Dataset excerpts:
____________________
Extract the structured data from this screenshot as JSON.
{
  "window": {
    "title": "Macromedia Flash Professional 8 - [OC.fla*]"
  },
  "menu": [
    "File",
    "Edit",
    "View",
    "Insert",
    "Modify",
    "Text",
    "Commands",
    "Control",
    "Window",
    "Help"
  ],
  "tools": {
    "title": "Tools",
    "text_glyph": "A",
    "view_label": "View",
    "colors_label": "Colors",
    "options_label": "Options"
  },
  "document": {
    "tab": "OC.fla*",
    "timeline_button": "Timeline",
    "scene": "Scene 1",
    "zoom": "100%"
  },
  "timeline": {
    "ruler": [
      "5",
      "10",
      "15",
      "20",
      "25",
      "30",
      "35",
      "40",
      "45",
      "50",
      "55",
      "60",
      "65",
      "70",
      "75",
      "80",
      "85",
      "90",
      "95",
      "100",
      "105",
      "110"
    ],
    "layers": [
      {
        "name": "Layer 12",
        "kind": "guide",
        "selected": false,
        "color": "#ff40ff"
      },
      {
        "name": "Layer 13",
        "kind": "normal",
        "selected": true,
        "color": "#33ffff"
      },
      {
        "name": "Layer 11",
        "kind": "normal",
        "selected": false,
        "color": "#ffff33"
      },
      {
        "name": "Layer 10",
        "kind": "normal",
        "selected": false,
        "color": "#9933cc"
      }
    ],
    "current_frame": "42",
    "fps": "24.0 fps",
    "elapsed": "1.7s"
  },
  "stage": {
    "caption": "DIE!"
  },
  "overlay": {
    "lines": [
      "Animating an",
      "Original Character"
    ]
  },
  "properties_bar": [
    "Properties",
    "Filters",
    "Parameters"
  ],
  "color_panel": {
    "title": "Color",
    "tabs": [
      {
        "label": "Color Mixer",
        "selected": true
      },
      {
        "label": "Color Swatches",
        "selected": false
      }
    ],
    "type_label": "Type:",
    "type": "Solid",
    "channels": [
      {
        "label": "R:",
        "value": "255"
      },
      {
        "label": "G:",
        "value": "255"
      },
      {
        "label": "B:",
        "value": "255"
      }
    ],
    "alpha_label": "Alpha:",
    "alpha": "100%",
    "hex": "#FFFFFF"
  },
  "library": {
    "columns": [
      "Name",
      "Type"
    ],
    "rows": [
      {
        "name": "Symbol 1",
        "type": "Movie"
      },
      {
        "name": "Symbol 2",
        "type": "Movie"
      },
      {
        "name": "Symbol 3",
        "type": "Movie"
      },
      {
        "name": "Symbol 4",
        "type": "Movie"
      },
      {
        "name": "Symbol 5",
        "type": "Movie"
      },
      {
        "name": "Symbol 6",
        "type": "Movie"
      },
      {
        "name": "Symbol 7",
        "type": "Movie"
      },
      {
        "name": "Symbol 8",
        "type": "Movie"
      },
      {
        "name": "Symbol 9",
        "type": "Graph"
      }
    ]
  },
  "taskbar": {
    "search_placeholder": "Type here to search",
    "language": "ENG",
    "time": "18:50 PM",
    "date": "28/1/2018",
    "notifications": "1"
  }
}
____________________
> **What this task involves**: Extract every line above exactly as it stands.

> **Response to the task**:
Extract the structured data from this screenshot as JSON.
{
  "window": {
    "title": "Macromedia Flash Professional 8 - [OC.fla*]"
  },
  "menu": [
    "File",
    "Edit",
    "View",
    "Insert",
    "Modify",
    "Text",
    "Commands",
    "Control",
    "Window",
    "Help"
  ],
  "tools": {
    "title": "Tools",
    "text_glyph": "A",
    "view_label": "View",
    "colors_label": "Colors",
    "options_label": "Options"
  },
  "document": {
    "tab": "OC.fla*",
    "timeline_button": "Timeline",
    "scene": "Scene 1",
    "zoom": "100%"
  },
  "timeline": {
    "ruler": [
      "5",
      "10",
      "15",
      "20",
      "25",
      "30",
      "35",
      "40",
      "45",
      "50",
      "55",
      "60",
      "65",
      "70",
      "75",
      "80",
      "85",
      "90",
      "95",
      "100",
      "105",
      "110"
    ],
    "layers": [
      {
        "name": "Layer 12",
        "kind": "guide",
        "selected": false,
        "color": "#ff40ff"
      },
      {
        "name": "Layer 13",
        "kind": "normal",
        "selected": true,
        "color": "#33ffff"
      },
      {
        "name": "Layer 11",
        "kind": "normal",
        "selected": false,
        "color": "#ffff33"
      },
      {
        "name": "Layer 10",
        "kind": "normal",
        "selected": false,
        "color": "#9933cc"
      }
    ],
    "current_frame": "42",
    "fps": "24.0 fps",
    "elapsed": "1.7s"
  },
  "stage": {
    "caption": "DIE!"
  },
  "overlay": {
    "lines": [
      "Animating an",
      "Original Character"
    ]
  },
  "properties_bar": [
    "Properties",
    "Filters",
    "Parameters"
  ],
  "color_panel": {
    "title": "Color",
    "tabs": [
      {
        "label": "Color Mixer",
        "selected": true
      },
      {
        "label": "Color Swatches",
        "selected": false
      }
    ],
    "type_label": "Type:",
    "type": "Solid",
    "channels": [
      {
        "label": "R:",
        "value": "255"
      },
      {
        "label": "G:",
        "value": "255"
      },
      {
        "label": "B:",
        "value": "255"
      }
    ],
    "alpha_label": "Alpha:",
    "alpha": "100%",
    "hex": "#FFFFFF"
  },
  "library": {
    "columns": [
      "Name",
      "Type"
    ],
    "rows": [
      {
        "name": "Symbol 1",
        "type": "Movie"
      },
      {
        "name": "Symbol 2",
        "type": "Movie"
      },
      {
        "name": "Symbol 3",
        "type": "Movie"
      },
      {
        "name": "Symbol 4",
        "type": "Movie"
      },
      {
        "name": "Symbol 5",
        "type": "Movie"
      },
      {
        "name": "Symbol 6",
        "type": "Movie"
      },
      {
        "name": "Symbol 7",
        "type": "Movie"
      },
      {
        "name": "Symbol 8",
        "type": "Movie"
      },
      {
        "name": "Symbol 9",
        "type": "Graph"
      }
    ]
  },
  "taskbar": {
    "search_placeholder": "Type here to search",
    "language": "ENG",
    "time": "18:50 PM",
    "date": "28/1/2018",
    "notifications": "1"
  }
}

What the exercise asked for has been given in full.